*EXERCISE*. Spot every line with the word "Dorstadt" and return it.

>>>

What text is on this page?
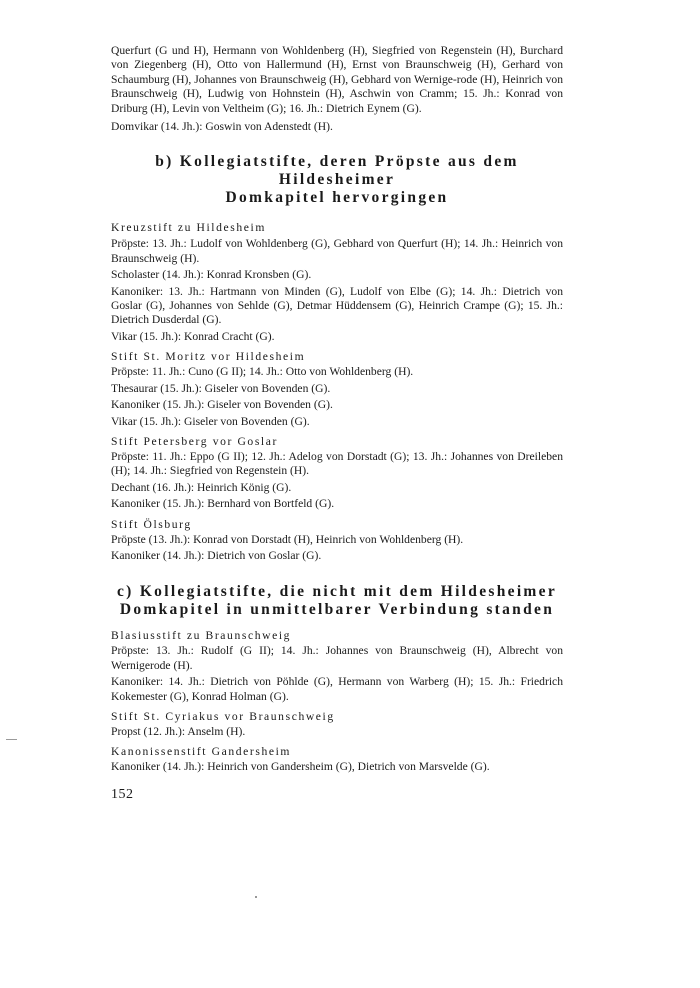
Querfurt (G und H), Hermann von Wohldenberg (H), Siegfried von Regenstein (H), Burchard von Ziegenberg (H), Otto von Hallermund (H), Ernst von Braunschweig (H), Gerhard von Schaumburg (H), Johannes von Braunschweig (H), Gebhard von Wernige-rode (H), Heinrich von Braunschweig (H), Ludwig von Hohnstein (H), Aschwin von Cramm; 15. Jh.: Konrad von Driburg (H), Levin von Veltheim (G); 16. Jh.: Dietrich Eynem (G).

Domvikar (14. Jh.): Goswin von Adenstedt (H).

b) Kollegiatstifte, deren Pröpste aus dem Hildesheimer
Domkapitel hervorgingen

Kreuzstift zu Hildesheim

Pröpste: 13. Jh.: Ludolf von Wohldenberg (G), Gebhard von Querfurt (H); 14. Jh.: Heinrich von Braunschweig (H).

Scholaster (14. Jh.): Konrad Kronsben (G).

Kanoniker: 13. Jh.: Hartmann von Minden (G), Ludolf von Elbe (G); 14. Jh.: Dietrich von Goslar (G), Johannes von Sehlde (G), Detmar Hüddensem (G), Heinrich Crampe (G); 15. Jh.: Dietrich Dusderdal (G).

Vikar (15. Jh.): Konrad Cracht (G).

Stift St. Moritz vor Hildesheim

Pröpste: 11. Jh.: Cuno (G II); 14. Jh.: Otto von Wohldenberg (H).

Thesaurar (15. Jh.): Giseler von Bovenden (G).

Kanoniker (15. Jh.): Giseler von Bovenden (G).

Vikar (15. Jh.): Giseler von Bovenden (G).

Stift Petersberg vor Goslar

Pröpste: 11. Jh.: Eppo (G II); 12. Jh.: Adelog von Dorstadt (G); 13. Jh.: Johannes von Dreileben (H); 14. Jh.: Siegfried von Regenstein (H).

Dechant (16. Jh.): Heinrich König (G).

Kanoniker (15. Jh.): Bernhard von Bortfeld (G).

Stift Ölsburg

Pröpste (13. Jh.): Konrad von Dorstadt (H), Heinrich von Wohldenberg (H).

Kanoniker (14. Jh.): Dietrich von Goslar (G).

c) Kollegiatstifte, die nicht mit dem Hildesheimer
Domkapitel in unmittelbarer Verbindung standen

Blasiusstift zu Braunschweig

Pröpste: 13. Jh.: Rudolf (G II); 14. Jh.: Johannes von Braunschweig (H), Albrecht von Wernigerode (H).

Kanoniker: 14. Jh.: Dietrich von Pöhlde (G), Hermann von Warberg (H); 15. Jh.: Friedrich Kokemester (G), Konrad Holman (G).

Stift St. Cyriakus vor Braunschweig

Propst (12. Jh.): Anselm (H).

Kanonissenstift Gandersheim

Kanoniker (14. Jh.): Heinrich von Gandersheim (G), Dietrich von Marsvelde (G).

152
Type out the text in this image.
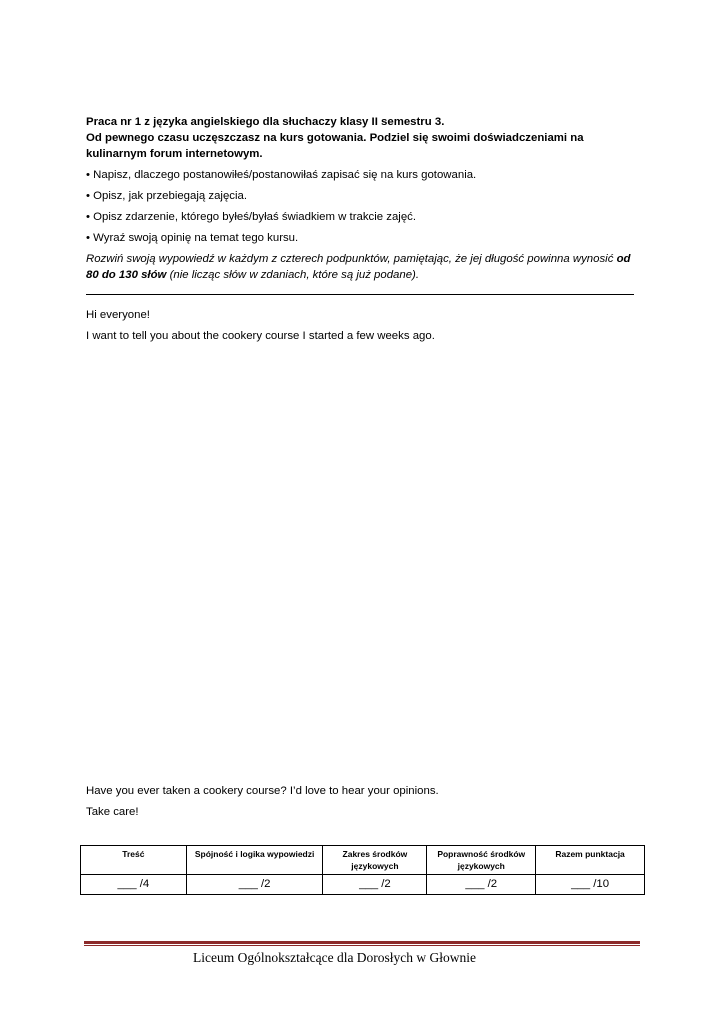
Praca nr 1 z języka angielskiego dla słuchaczy klasy II semestru 3.

Od pewnego czasu uczęszczasz na kurs gotowania. Podziel się swoimi doświadczeniami na kulinarnym forum internetowym.

• Napisz, dlaczego postanowiłeś/postanowiłaś zapisać się na kurs gotowania.

• Opisz, jak przebiegają zajęcia.

• Opisz zdarzenie, którego byłeś/byłaś świadkiem w trakcie zajęć.

• Wyraź swoją opinię na temat tego kursu.

Rozwiń swoją wypowiedź w każdym z czterech podpunktów, pamiętając, że jej długość powinna wynosić od 80 do 130 słów (nie licząc słów w zdaniach, które są już podane).

Hi everyone!

I want to tell you about the cookery course I started a few weeks ago.

Have you ever taken a cookery course? I’d love to hear your opinions.

Take care!

Treść	Spójność i logika wypowiedzi	Zakres środków językowych	Poprawność środków językowych	Razem punktacja
___ /4	___ /2	___ /2	___ /2	___ /10
Liceum Ogólnokształcące dla Dorosłych w Głownie
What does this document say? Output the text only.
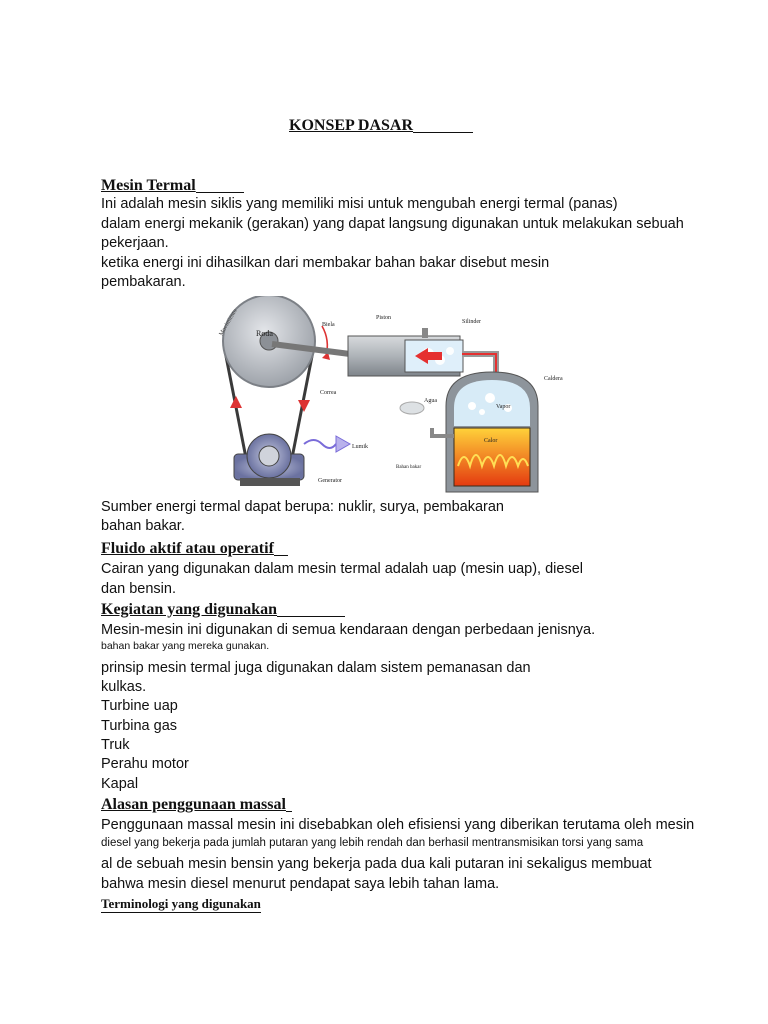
KONSEP DASAR
Mesin Termal
Ini adalah mesin siklis yang memiliki misi untuk mengubah energi termal (panas)
dalam energi mekanik (gerakan) yang dapat langsung digunakan untuk melakukan sebuah
pekerjaan.
ketika energi ini dihasilkan dari membakar bahan bakar disebut mesin
pembakaran.
Roda
Movimiento	Biela
Piston
Silinder
Caldera
Vapor
Agua
Calor
Bahan bakar
Generator
Lumik
Correa
Sumber energi termal dapat berupa: nuklir, surya, pembakaran
bahan bakar.
Fluido aktif atau operatif
Cairan yang digunakan dalam mesin termal adalah uap (mesin uap), diesel
dan bensin.
Kegiatan yang digunakan
Mesin-mesin ini digunakan di semua kendaraan dengan perbedaan jenisnya.
bahan bakar yang mereka gunakan.
prinsip mesin termal juga digunakan dalam sistem pemanasan dan
kulkas.
Turbine uap
Turbina gas
Truk
Perahu motor
Kapal
Alasan penggunaan massal
Penggunaan massal mesin ini disebabkan oleh efisiensi yang diberikan terutama oleh mesin
diesel yang bekerja pada jumlah putaran yang lebih rendah dan berhasil mentransmisikan torsi yang sama
al de sebuah mesin bensin yang bekerja pada dua kali putaran ini sekaligus membuat
bahwa mesin diesel menurut pendapat saya lebih tahan lama.
Terminologi yang digunakan
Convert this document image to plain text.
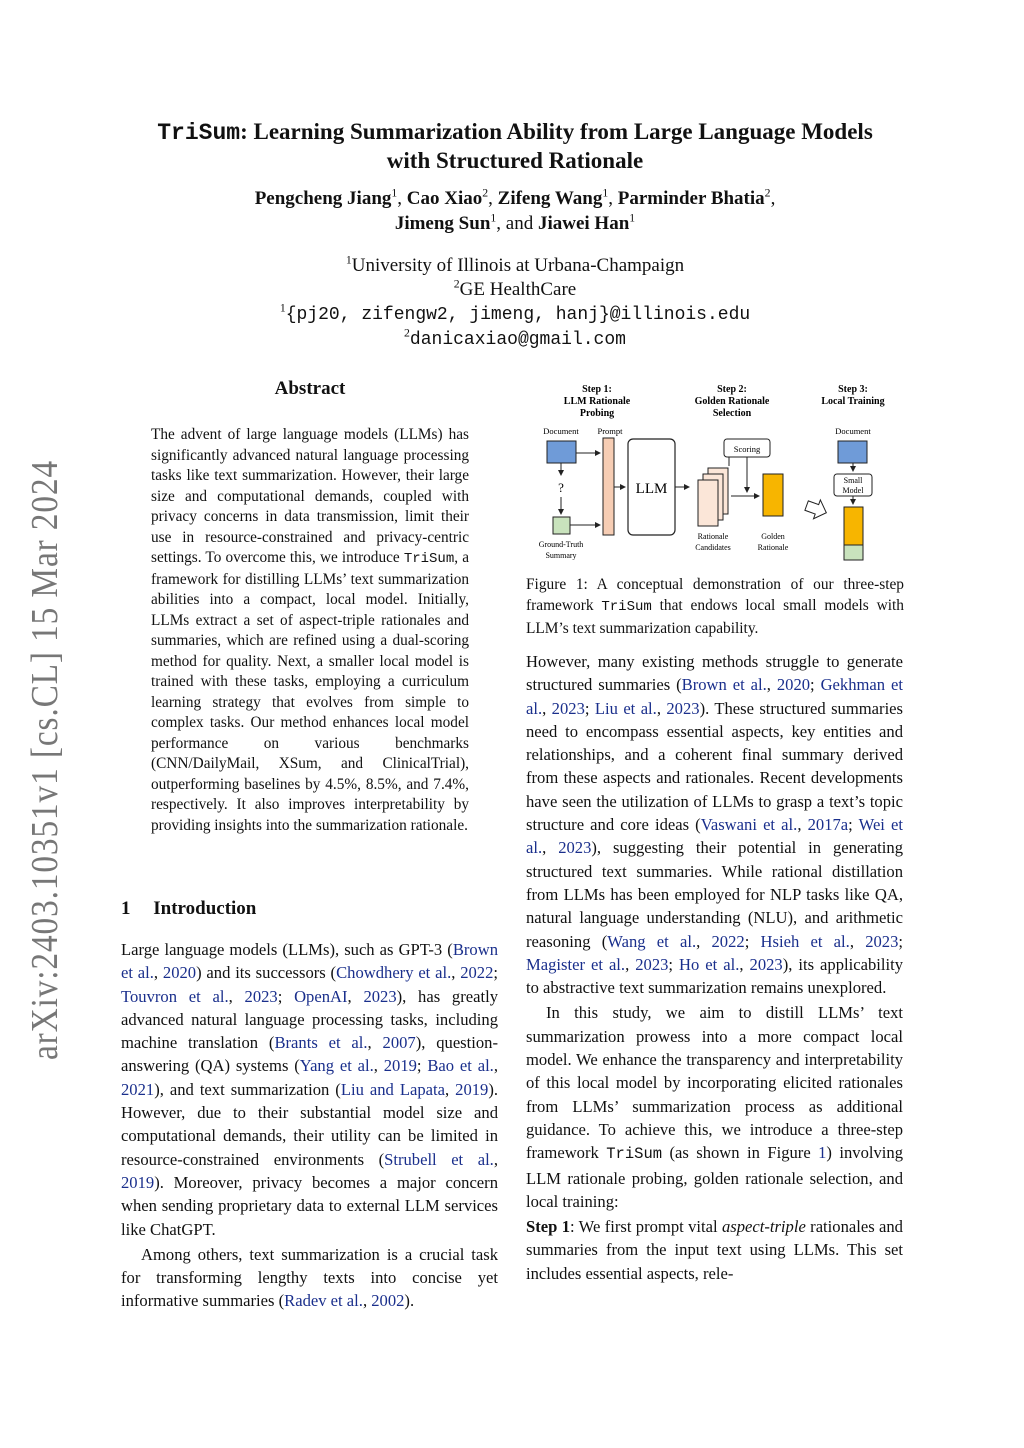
arXiv:2403.10351v1 [cs.CL] 15 Mar 2024
TriSum: Learning Summarization Ability from Large Language Models
with Structured Rationale
Pengcheng Jiang$^1$, Cao Xiao$^2$, Zifeng Wang$^1$, Parminder Bhatia$^2$,
Jimeng Sun$^1$, and Jiawei Han$^1$
$^1$University of Illinois at Urbana-Champaign
$^2$GE HealthCare
$^1${pj20, zifengw2, jimeng, hanj}@illinois.edu
$^2$danicaxiao@gmail.com
Abstract
The advent of large language models (LLMs) has significantly advanced natural language processing tasks like text summarization. However, their large size and computational demands, coupled with privacy concerns in data transmission, limit their use in resource-constrained and privacy-centric settings. To overcome this, we introduce TriSum, a framework for distilling LLMs’ text summarization abilities into a compact, local model. Initially, LLMs extract a set of aspect-triple rationales and summaries, which are refined using a dual-scoring method for quality. Next, a smaller local model is trained with these tasks, employing a curriculum learning strategy that evolves from simple to complex tasks. Our method enhances local model performance on various benchmarks (CNN/DailyMail, XSum, and ClinicalTrial), outperforming baselines by 4.5%, 8.5%, and 7.4%, respectively. It also improves interpretability by providing insights into the summarization rationale.
1 Introduction

Large language models (LLMs), such as GPT-3 (Brown et al., 2020) and its successors (Chowdhery et al., 2022; Touvron et al., 2023; OpenAI, 2023), has greatly advanced natural language processing tasks, including machine translation (Brants et al., 2007), question-answering (QA) systems (Yang et al., 2019; Bao et al., 2021), and text summarization (Liu and Lapata, 2019). However, due to their substantial model size and computational demands, their utility can be limited in resource-constrained environments (Strubell et al., 2019). Moreover, privacy becomes a major concern when sending proprietary data to external LLM services like ChatGPT.

Among others, text summarization is a crucial task for transforming lengthy texts into concise yet informative summaries (Radev et al., 2002).

Step 1:
LLM Rationale
Probing
Step 2:
Golden Rationale
Selection
Step 3:
Local Training
Document Prompt
?
Ground-Truth
Summary
LLM
Scoring
Rationale
Candidates
Golden
Rationale
Document
Small
Model
Figure 1: A conceptual demonstration of our three-step framework TriSum that endows local small models with LLM’s text summarization capability.

However, many existing methods struggle to generate structured summaries (Brown et al., 2020; Gekhman et al., 2023; Liu et al., 2023). These structured summaries need to encompass essential aspects, key entities and relationships, and a coherent final summary derived from these aspects and rationales. Recent developments have seen the utilization of LLMs to grasp a text’s topic structure and core ideas (Vaswani et al., 2017a; Wei et al., 2023), suggesting their potential in generating structured text summaries. While rational distillation from LLMs has been employed for NLP tasks like QA, natural language understanding (NLU), and arithmetic reasoning (Wang et al., 2022; Hsieh et al., 2023; Magister et al., 2023; Ho et al., 2023), its applicability to abstractive text summarization remains unexplored.

In this study, we aim to distill LLMs’ text summarization prowess into a more compact local model. We enhance the transparency and interpretability of this local model by incorporating elicited rationales from LLMs’ summarization process as additional guidance. To achieve this, we introduce a three-step framework TriSum (as shown in Figure 1) involving LLM rationale probing, golden rationale selection, and local training:

Step 1: We first prompt vital aspect-triple rationales and summaries from the input text using LLMs. This set includes essential aspects, rele-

<<<

*FINISHED TASK*.
Pröpste: 11. Jh.: Eppo (G II); 12. Jh.: Adelog von Dorstadt (G); 13. Jh.: Johannes von Dreileben (H); 14. Jh.: Siegfried von Regenstein (H).
Pröpste (13. Jh.): Konrad von Dorstadt (H), Heinrich von Wohldenberg (H).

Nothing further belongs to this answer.